**WRITTEN EXERCISE:**
Select all lines with the string "Skordalia" in them, and copy those lines.

**DATA IN THIS EXERCISE:**
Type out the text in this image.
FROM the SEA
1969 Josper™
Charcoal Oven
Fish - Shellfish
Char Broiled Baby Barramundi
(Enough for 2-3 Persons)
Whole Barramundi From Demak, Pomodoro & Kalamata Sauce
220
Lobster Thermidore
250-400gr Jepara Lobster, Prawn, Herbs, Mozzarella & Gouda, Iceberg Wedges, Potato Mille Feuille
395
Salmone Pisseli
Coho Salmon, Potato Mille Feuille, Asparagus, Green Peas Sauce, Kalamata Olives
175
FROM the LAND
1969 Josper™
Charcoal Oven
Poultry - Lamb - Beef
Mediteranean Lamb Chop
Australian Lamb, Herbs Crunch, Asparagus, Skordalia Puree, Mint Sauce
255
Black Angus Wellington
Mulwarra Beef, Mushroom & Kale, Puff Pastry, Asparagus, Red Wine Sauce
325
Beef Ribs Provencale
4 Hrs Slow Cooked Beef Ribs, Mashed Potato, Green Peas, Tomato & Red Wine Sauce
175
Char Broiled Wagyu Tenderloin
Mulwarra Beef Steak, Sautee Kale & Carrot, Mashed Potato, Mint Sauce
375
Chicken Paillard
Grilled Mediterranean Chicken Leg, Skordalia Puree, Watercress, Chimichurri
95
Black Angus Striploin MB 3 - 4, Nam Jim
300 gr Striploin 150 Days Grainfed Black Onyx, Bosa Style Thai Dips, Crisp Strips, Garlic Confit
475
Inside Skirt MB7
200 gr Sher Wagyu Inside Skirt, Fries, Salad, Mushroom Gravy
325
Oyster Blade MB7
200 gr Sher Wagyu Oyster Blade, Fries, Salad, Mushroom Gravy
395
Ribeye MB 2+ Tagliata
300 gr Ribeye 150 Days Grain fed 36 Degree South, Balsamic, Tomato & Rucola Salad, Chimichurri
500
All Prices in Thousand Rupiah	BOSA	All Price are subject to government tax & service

**ANSWER BELOW:**
Australian Lamb, Herbs Crunch, Asparagus, Skordalia Puree, Mint Sauce
Grilled Mediterranean Chicken Leg, Skordalia Puree, Watercress, Chimichurri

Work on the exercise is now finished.